FOLLOW THE SETTLEMENTS


In Structural Polymer Systems v Brown, (unreported, October 1998), Mr
Justice Moore-Bick considered whether an insurer is obliged to indemnify
an insured in respect of a settlement entered into by the insured but
without the insurer's consent.


The defendant, Brown, represented a Lloyd's syndicate that subscribed to a
claims-made professional indemnity policy that covered the plaintiff,
Structural Polymer Systems.


The plaintiff was retained to provide supply and consultancy services in
relation to the construction of a yacht. As a result of certain alleged
failures in the yacht, proceedings were commenced in New Zealand against
the plaintiff. A settlement agreement was produced, but failed because the
defendant syndicate did not consent to its terms.


While the defendant did not consent to the second settlement agreement
produced, that agreement was completed and the plaintiff paid £403 126
under it in full and final settlement of its liabilities.


The plaintiff sought to recover this sum from the defendant syndicate on
an application for summary judgment, which was opposed by the defendant,
primarily on the basis that he had not had an opportunity to consider the
merits of the underlying claims.

== Stored data ==
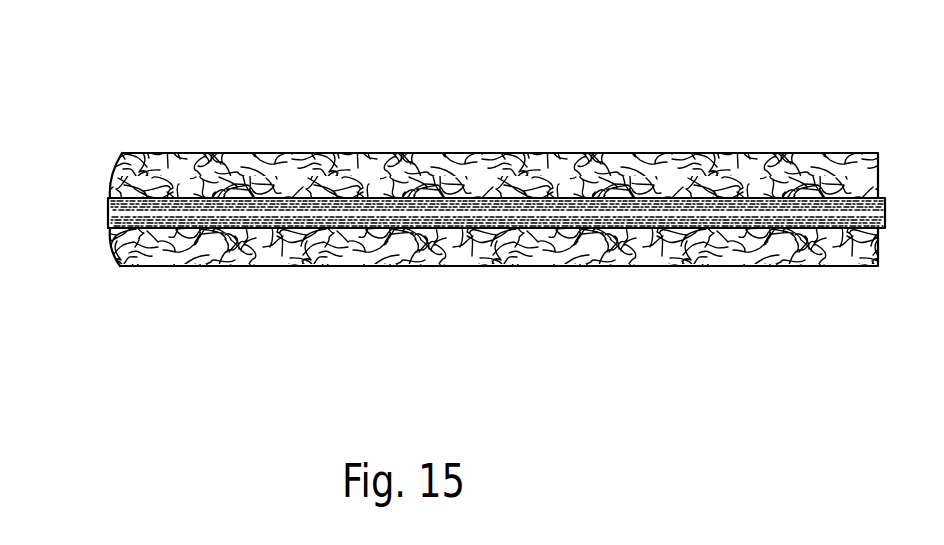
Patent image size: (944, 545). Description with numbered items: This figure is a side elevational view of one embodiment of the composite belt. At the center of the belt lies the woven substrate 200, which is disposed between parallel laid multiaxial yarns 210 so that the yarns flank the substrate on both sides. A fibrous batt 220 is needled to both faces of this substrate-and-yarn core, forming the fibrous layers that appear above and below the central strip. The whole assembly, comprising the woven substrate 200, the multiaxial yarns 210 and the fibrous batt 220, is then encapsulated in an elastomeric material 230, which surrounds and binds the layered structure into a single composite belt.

== Problem to work on ==
Restate the stretch of the insurance case summary from "The plaintiff was" through "to its terms.", changing "yacht" to "vessel" wherever it occurs.

== Complete answer ==
The plaintiff was retained to provide supply and consultancy services in
relation to the construction of a vessel. As a result of certain alleged
failures in the vessel, proceedings were commenced in New Zealand against
the plaintiff. A settlement agreement was produced, but failed because the
defendant syndicate did not consent to its terms.